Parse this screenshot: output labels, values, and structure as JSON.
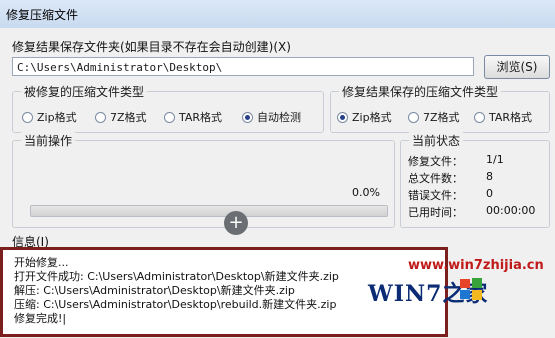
{
  "window": {
    "title": "修复压缩文件"
  },
  "save_folder": {
    "label": "修复结果保存文件夹(如果目录不存在会自动创建)(X)",
    "path": "C:\\Users\\Administrator\\Desktop\\",
    "browse_button": "浏览(S)"
  },
  "source_type": {
    "title": "被修复的压缩文件类型",
    "options": [
      {
        "label": "Zip格式",
        "selected": false
      },
      {
        "label": "7Z格式",
        "selected": false
      },
      {
        "label": "TAR格式",
        "selected": false
      },
      {
        "label": "自动检测",
        "selected": true
      }
    ]
  },
  "output_type": {
    "title": "修复结果保存的压缩文件类型",
    "options": [
      {
        "label": "Zip格式",
        "selected": true
      },
      {
        "label": "7Z格式",
        "selected": false
      },
      {
        "label": "TAR格式",
        "selected": false
      }
    ]
  },
  "current_operation": {
    "title": "当前操作",
    "percent_text": "0.0%",
    "progress": 0.0
  },
  "current_status": {
    "title": "当前状态",
    "rows": [
      {
        "key": "修复文件：",
        "value": "1/1"
      },
      {
        "key": "总文件数：",
        "value": "8"
      },
      {
        "key": "错误文件：",
        "value": "0"
      },
      {
        "key": "已用时间：",
        "value": "00:00:00"
      }
    ]
  },
  "info": {
    "label": "信息(I)",
    "lines": [
      "开始修复...",
      "打开文件成功: C:\\Users\\Administrator\\Desktop\\新建文件夹.zip",
      "解压: C:\\Users\\Administrator\\Desktop\\新建文件夹.zip",
      "压缩: C:\\Users\\Administrator\\Desktop\\rebuild.新建文件夹.zip",
      "修复完成!|"
    ]
  },
  "watermark": {
    "url": "www.win7zhijia.cn",
    "brand": "WIN7之家"
  },
  "colors": {
    "progress_fill": "#2ec02e",
    "log_border": "#7a1e1e",
    "watermark_red": "#c01a1a"
  }
}
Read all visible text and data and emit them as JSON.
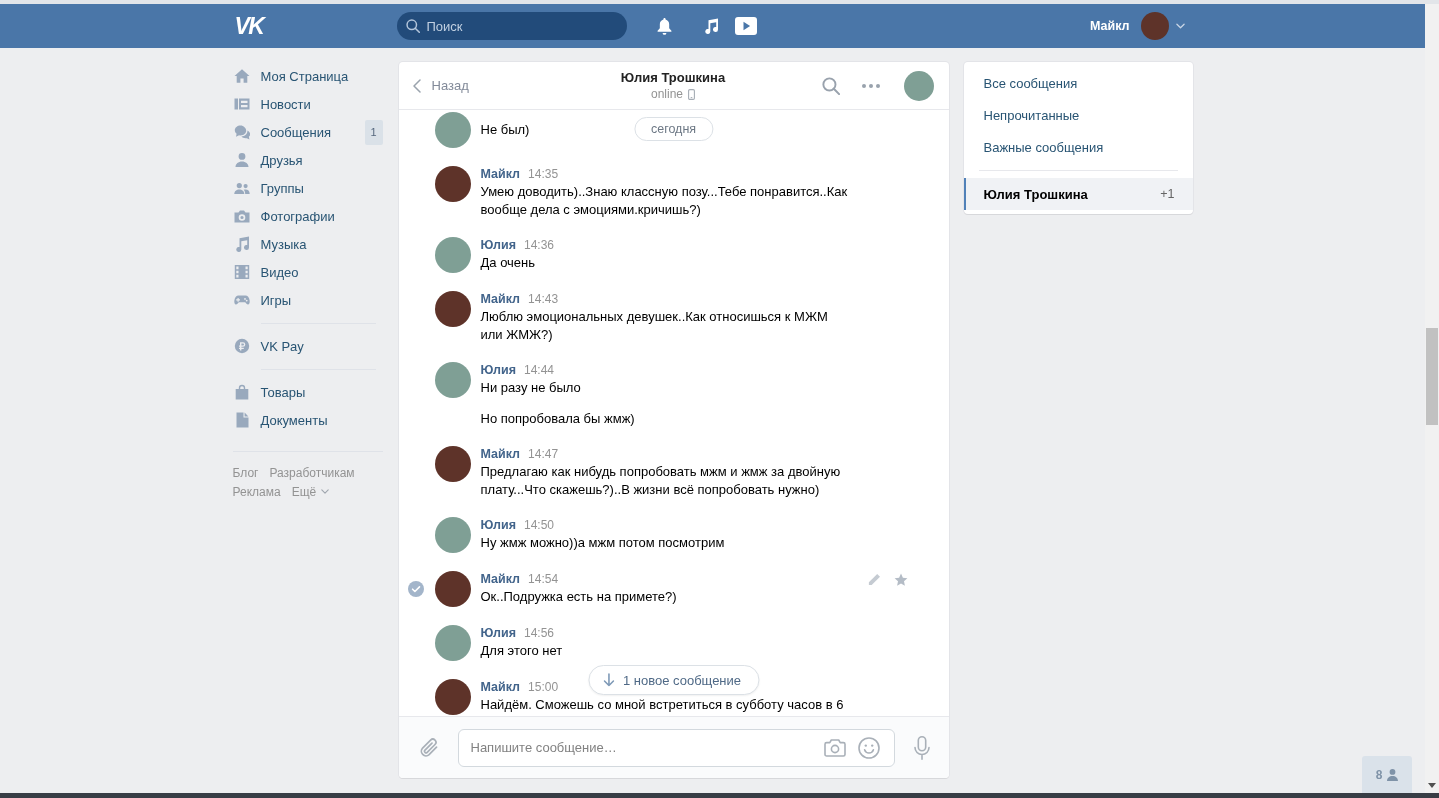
{
  "header": {
    "logo": "VK",
    "search": {
      "placeholder": "Поиск"
    },
    "user": {
      "name": "Майкл"
    }
  },
  "nav": {
    "sections": [
      {
        "items": [
          {
            "kind": "profile",
            "label": "Моя Страница"
          },
          {
            "kind": "news",
            "label": "Новости"
          },
          {
            "kind": "messages",
            "label": "Сообщения",
            "badge": "1"
          },
          {
            "kind": "friends",
            "label": "Друзья"
          },
          {
            "kind": "groups",
            "label": "Группы"
          },
          {
            "kind": "photos",
            "label": "Фотографии"
          },
          {
            "kind": "music",
            "label": "Музыка"
          },
          {
            "kind": "video",
            "label": "Видео"
          },
          {
            "kind": "games",
            "label": "Игры"
          }
        ]
      },
      {
        "items": [
          {
            "kind": "pay",
            "label": "VK Pay"
          }
        ]
      },
      {
        "items": [
          {
            "kind": "market",
            "label": "Товары"
          },
          {
            "kind": "docs",
            "label": "Документы"
          }
        ]
      }
    ],
    "footer": [
      [
        {
          "kind": "link",
          "label": "Блог"
        },
        {
          "kind": "link",
          "label": "Разработчикам"
        }
      ],
      [
        {
          "kind": "link",
          "label": "Реклама"
        },
        {
          "kind": "menu",
          "label": "Ещё"
        }
      ]
    ]
  },
  "chat": {
    "back": "Назад",
    "title": "Юлия Трошкина",
    "status": "online",
    "date_pill": "сегодня",
    "messages": [
      {
        "kind": "peer",
        "texts": [
          "Не был)"
        ],
        "hovered": false
      },
      {
        "kind": "own",
        "author": "Майкл",
        "time": "14:35",
        "texts": [
          "Умею доводить)..Знаю классную позу...Тебе понравится..Как вообще дела с эмоциями.кричишь?)"
        ],
        "hovered": false
      },
      {
        "kind": "peer",
        "author": "Юлия",
        "time": "14:36",
        "texts": [
          "Да очень"
        ],
        "hovered": false
      },
      {
        "kind": "own",
        "author": "Майкл",
        "time": "14:43",
        "texts": [
          "Люблю эмоциональных девушек..Как относишься к МЖМ или ЖМЖ?)"
        ],
        "hovered": false
      },
      {
        "kind": "peer",
        "author": "Юлия",
        "time": "14:44",
        "texts": [
          "Ни разу не было",
          "Но попробовала бы жмж)"
        ],
        "hovered": false
      },
      {
        "kind": "own",
        "author": "Майкл",
        "time": "14:47",
        "texts": [
          "Предлагаю как нибудь попробовать мжм и жмж за двойную плату...Что скажешь?)..В жизни всё попробовать нужно)"
        ],
        "hovered": false
      },
      {
        "kind": "peer",
        "author": "Юлия",
        "time": "14:50",
        "texts": [
          "Ну жмж можно))а мжм потом посмотрим"
        ],
        "hovered": false
      },
      {
        "kind": "own",
        "author": "Майкл",
        "time": "14:54",
        "texts": [
          "Ок..Подружка есть на примете?)"
        ],
        "hovered": true
      },
      {
        "kind": "peer",
        "author": "Юлия",
        "time": "14:56",
        "texts": [
          "Для этого нет"
        ],
        "hovered": false
      },
      {
        "kind": "own",
        "author": "Майкл",
        "time": "15:00",
        "texts": [
          "Найдём. Сможешь со мной встретиться в субботу часов в 6"
        ],
        "hovered": false
      }
    ],
    "new_messages_pill": "1 новое сообщение",
    "composer": {
      "placeholder": "Напишите сообщение…"
    }
  },
  "filters": {
    "items": [
      {
        "label": "Все сообщения",
        "selected": false
      },
      {
        "label": "Непрочитанные",
        "selected": false
      },
      {
        "label": "Важные сообщения",
        "selected": false
      }
    ],
    "conversations": [
      {
        "label": "Юлия Трошкина",
        "count": "+1",
        "selected": true
      }
    ]
  },
  "online_widget": {
    "count": "8"
  }
}
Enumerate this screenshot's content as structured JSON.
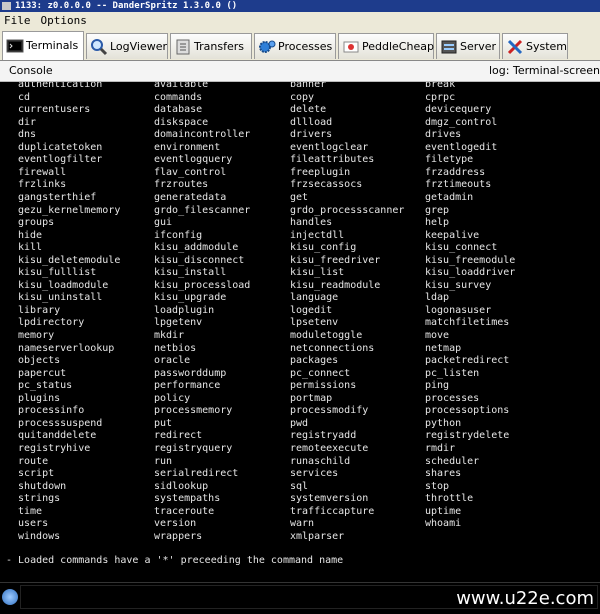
{
  "window": {
    "title": "1133: z0.0.0.0 -- DanderSpritz 1.3.0.0 ()"
  },
  "menu": {
    "file": "File",
    "options": "Options"
  },
  "tabs": [
    {
      "label": "Terminals",
      "icon": "terminal-icon",
      "active": true
    },
    {
      "label": "LogViewer",
      "icon": "magnifier-icon",
      "active": false
    },
    {
      "label": "Transfers",
      "icon": "transfer-icon",
      "active": false
    },
    {
      "label": "Processes",
      "icon": "gears-icon",
      "active": false
    },
    {
      "label": "PeddleCheap",
      "icon": "peddlecheap-icon",
      "active": false
    },
    {
      "label": "Server",
      "icon": "server-icon",
      "active": false
    },
    {
      "label": "System",
      "icon": "tools-icon",
      "active": false
    }
  ],
  "console": {
    "label": "Console",
    "log": "log: Terminal-screen"
  },
  "commands": [
    [
      "authentication",
      "available",
      "banner",
      "break"
    ],
    [
      "cd",
      "commands",
      "copy",
      "cprpc"
    ],
    [
      "currentusers",
      "database",
      "delete",
      "devicequery"
    ],
    [
      "dir",
      "diskspace",
      "dllload",
      "dmgz_control"
    ],
    [
      "dns",
      "domaincontroller",
      "drivers",
      "drives"
    ],
    [
      "duplicatetoken",
      "environment",
      "eventlogclear",
      "eventlogedit"
    ],
    [
      "eventlogfilter",
      "eventlogquery",
      "fileattributes",
      "filetype"
    ],
    [
      "firewall",
      "flav_control",
      "freeplugin",
      "frzaddress"
    ],
    [
      "frzlinks",
      "frzroutes",
      "frzsecassocs",
      "frztimeouts"
    ],
    [
      "gangsterthief",
      "generatedata",
      "get",
      "getadmin"
    ],
    [
      "gezu_kernelmemory",
      "grdo_filescanner",
      "grdo_processscanner",
      "grep"
    ],
    [
      "groups",
      "gui",
      "handles",
      "help"
    ],
    [
      "hide",
      "ifconfig",
      "injectdll",
      "keepalive"
    ],
    [
      "kill",
      "kisu_addmodule",
      "kisu_config",
      "kisu_connect"
    ],
    [
      "kisu_deletemodule",
      "kisu_disconnect",
      "kisu_freedriver",
      "kisu_freemodule"
    ],
    [
      "kisu_fulllist",
      "kisu_install",
      "kisu_list",
      "kisu_loaddriver"
    ],
    [
      "kisu_loadmodule",
      "kisu_processload",
      "kisu_readmodule",
      "kisu_survey"
    ],
    [
      "kisu_uninstall",
      "kisu_upgrade",
      "language",
      "ldap"
    ],
    [
      "library",
      "loadplugin",
      "logedit",
      "logonasuser"
    ],
    [
      "lpdirectory",
      "lpgetenv",
      "lpsetenv",
      "matchfiletimes"
    ],
    [
      "memory",
      "mkdir",
      "moduletoggle",
      "move"
    ],
    [
      "nameserverlookup",
      "netbios",
      "netconnections",
      "netmap"
    ],
    [
      "objects",
      "oracle",
      "packages",
      "packetredirect"
    ],
    [
      "papercut",
      "passworddump",
      "pc_connect",
      "pc_listen"
    ],
    [
      "pc_status",
      "performance",
      "permissions",
      "ping"
    ],
    [
      "plugins",
      "policy",
      "portmap",
      "processes"
    ],
    [
      "processinfo",
      "processmemory",
      "processmodify",
      "processoptions"
    ],
    [
      "processsuspend",
      "put",
      "pwd",
      "python"
    ],
    [
      "quitanddelete",
      "redirect",
      "registryadd",
      "registrydelete"
    ],
    [
      "registryhive",
      "registryquery",
      "remoteexecute",
      "rmdir"
    ],
    [
      "route",
      "run",
      "runaschild",
      "scheduler"
    ],
    [
      "script",
      "serialredirect",
      "services",
      "shares"
    ],
    [
      "shutdown",
      "sidlookup",
      "sql",
      "stop"
    ],
    [
      "strings",
      "systempaths",
      "systemversion",
      "throttle"
    ],
    [
      "time",
      "traceroute",
      "trafficcapture",
      "uptime"
    ],
    [
      "users",
      "version",
      "warn",
      "whoami"
    ],
    [
      "windows",
      "wrappers",
      "xmlparser",
      ""
    ]
  ],
  "message": "- Loaded commands have a '*' preceeding the command name",
  "input": {
    "value": ""
  },
  "watermark": "www.u22e.com",
  "colors": {
    "titlebar": "#1e3c8c",
    "terminal_bg": "#000000",
    "terminal_text": "#e6e6e6"
  }
}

→ **Task to complete**: Each line above that includes "Desktop" should be shown.

→ **Solution to this task**:
    "path": "C:\\Users\\Administrator\\Desktop\\",
      "打开文件成功: C:\\Users\\Administrator\\Desktop\\新建文件夹.zip",
      "解压: C:\\Users\\Administrator\\Desktop\\新建文件夹.zip",
      "压缩: C:\\Users\\Administrator\\Desktop\\rebuild.新建文件夹.zip",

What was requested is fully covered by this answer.